■ Task inputs ■
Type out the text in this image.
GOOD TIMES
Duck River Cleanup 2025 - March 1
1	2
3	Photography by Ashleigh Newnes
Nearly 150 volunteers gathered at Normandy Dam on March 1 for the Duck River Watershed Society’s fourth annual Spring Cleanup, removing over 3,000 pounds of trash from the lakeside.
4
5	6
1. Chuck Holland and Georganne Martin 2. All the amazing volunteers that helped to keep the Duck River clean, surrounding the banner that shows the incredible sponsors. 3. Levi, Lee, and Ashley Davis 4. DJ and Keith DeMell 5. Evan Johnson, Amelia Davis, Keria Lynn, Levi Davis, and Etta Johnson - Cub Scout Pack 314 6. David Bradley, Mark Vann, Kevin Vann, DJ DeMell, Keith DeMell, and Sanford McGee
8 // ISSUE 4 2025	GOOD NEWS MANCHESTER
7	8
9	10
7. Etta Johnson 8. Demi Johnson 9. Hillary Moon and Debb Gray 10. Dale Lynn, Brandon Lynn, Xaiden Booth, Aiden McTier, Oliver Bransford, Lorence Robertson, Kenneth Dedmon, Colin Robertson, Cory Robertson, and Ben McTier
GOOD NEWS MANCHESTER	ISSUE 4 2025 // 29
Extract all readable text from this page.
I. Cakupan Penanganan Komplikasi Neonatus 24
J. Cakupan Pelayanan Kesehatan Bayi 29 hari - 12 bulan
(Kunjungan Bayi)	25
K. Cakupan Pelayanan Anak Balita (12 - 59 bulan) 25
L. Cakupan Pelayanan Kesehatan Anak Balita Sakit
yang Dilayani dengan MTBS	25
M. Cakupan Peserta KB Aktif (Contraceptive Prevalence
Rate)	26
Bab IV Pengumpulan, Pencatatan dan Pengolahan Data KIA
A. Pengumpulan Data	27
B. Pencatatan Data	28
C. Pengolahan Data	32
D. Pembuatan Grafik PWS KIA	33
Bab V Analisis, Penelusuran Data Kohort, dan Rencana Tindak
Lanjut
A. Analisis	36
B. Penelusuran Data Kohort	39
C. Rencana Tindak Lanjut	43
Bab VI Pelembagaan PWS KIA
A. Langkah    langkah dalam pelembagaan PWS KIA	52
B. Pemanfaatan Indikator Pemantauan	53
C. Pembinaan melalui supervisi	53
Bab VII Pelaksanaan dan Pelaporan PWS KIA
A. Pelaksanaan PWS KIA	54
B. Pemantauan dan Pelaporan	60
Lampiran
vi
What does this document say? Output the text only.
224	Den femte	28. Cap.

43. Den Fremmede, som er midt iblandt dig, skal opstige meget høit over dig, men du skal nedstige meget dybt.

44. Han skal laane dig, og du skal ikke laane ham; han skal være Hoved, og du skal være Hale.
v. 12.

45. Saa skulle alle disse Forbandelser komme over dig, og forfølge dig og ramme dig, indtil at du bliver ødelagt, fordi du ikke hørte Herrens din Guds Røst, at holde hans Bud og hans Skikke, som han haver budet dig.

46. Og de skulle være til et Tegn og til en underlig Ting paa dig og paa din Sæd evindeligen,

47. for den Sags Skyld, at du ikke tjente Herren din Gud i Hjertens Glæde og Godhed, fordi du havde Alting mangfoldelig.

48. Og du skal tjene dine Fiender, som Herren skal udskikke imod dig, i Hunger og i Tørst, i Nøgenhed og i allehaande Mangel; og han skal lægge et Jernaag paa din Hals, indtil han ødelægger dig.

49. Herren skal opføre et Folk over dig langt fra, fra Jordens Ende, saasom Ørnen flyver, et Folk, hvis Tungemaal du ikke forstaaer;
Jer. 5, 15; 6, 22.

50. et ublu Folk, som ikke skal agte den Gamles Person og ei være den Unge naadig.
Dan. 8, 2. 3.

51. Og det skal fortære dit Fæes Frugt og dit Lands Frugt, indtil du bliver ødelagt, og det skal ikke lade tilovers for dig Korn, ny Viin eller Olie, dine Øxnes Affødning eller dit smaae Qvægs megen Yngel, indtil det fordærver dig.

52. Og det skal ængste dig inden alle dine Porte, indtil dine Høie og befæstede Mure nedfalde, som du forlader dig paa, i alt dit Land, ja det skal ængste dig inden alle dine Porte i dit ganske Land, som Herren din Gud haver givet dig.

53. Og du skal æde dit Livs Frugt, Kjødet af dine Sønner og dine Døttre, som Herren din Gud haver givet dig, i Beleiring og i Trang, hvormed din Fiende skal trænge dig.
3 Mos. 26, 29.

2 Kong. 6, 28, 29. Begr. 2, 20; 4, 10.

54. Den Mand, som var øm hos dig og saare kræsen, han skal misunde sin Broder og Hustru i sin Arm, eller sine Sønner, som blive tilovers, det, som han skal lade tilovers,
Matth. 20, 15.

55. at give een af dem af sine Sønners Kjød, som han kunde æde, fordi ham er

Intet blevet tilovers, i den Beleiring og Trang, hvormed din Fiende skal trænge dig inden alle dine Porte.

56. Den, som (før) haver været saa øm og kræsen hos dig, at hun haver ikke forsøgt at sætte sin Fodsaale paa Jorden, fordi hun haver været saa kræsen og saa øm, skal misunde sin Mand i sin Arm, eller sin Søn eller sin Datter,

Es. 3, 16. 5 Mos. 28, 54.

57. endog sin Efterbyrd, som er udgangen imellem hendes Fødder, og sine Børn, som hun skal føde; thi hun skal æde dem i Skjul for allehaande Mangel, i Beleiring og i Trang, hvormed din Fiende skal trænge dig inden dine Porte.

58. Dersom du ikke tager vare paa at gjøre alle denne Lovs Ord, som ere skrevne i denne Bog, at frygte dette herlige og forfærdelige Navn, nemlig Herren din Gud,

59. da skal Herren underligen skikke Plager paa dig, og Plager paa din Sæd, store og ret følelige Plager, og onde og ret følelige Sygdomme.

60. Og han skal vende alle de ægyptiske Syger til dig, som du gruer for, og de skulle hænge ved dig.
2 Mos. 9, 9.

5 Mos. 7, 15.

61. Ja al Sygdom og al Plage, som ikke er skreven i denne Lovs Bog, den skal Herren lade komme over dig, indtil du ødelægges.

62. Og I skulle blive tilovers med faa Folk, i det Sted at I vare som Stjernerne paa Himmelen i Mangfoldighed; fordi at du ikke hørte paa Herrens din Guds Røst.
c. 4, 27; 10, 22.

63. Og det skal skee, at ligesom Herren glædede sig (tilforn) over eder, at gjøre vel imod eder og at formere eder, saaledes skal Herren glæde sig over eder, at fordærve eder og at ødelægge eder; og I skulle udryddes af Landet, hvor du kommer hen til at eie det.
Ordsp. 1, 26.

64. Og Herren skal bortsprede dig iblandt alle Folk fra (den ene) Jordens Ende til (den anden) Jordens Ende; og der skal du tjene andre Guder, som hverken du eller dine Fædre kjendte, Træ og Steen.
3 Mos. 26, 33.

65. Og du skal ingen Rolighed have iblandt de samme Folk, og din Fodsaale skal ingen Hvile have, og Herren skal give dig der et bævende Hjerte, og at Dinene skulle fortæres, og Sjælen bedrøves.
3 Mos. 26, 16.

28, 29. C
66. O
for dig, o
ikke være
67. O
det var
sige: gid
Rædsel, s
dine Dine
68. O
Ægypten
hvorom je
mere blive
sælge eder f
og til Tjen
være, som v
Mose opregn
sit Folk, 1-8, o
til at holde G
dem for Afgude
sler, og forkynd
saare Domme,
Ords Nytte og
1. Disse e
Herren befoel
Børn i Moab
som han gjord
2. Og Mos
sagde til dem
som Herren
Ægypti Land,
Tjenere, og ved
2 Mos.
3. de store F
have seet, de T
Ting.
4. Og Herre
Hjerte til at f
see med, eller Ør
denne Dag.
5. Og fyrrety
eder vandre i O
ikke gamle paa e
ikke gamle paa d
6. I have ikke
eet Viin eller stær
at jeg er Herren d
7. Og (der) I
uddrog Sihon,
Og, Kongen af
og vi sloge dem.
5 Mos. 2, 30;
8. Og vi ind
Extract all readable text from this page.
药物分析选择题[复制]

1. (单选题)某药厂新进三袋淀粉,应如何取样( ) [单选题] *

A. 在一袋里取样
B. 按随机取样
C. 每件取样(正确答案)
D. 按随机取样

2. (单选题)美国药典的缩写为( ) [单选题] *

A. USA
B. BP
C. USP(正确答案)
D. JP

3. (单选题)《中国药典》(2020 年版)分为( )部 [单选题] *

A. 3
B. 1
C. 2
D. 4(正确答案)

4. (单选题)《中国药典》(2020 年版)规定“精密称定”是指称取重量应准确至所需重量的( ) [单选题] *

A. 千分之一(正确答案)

■ Written problem ■
Show every line in the records above that contains the word "Pengumpulan".

■ Exercise output ■
Bab IV Pengumpulan, Pencatatan dan Pengolahan Data KIA
A. Pengumpulan Data	27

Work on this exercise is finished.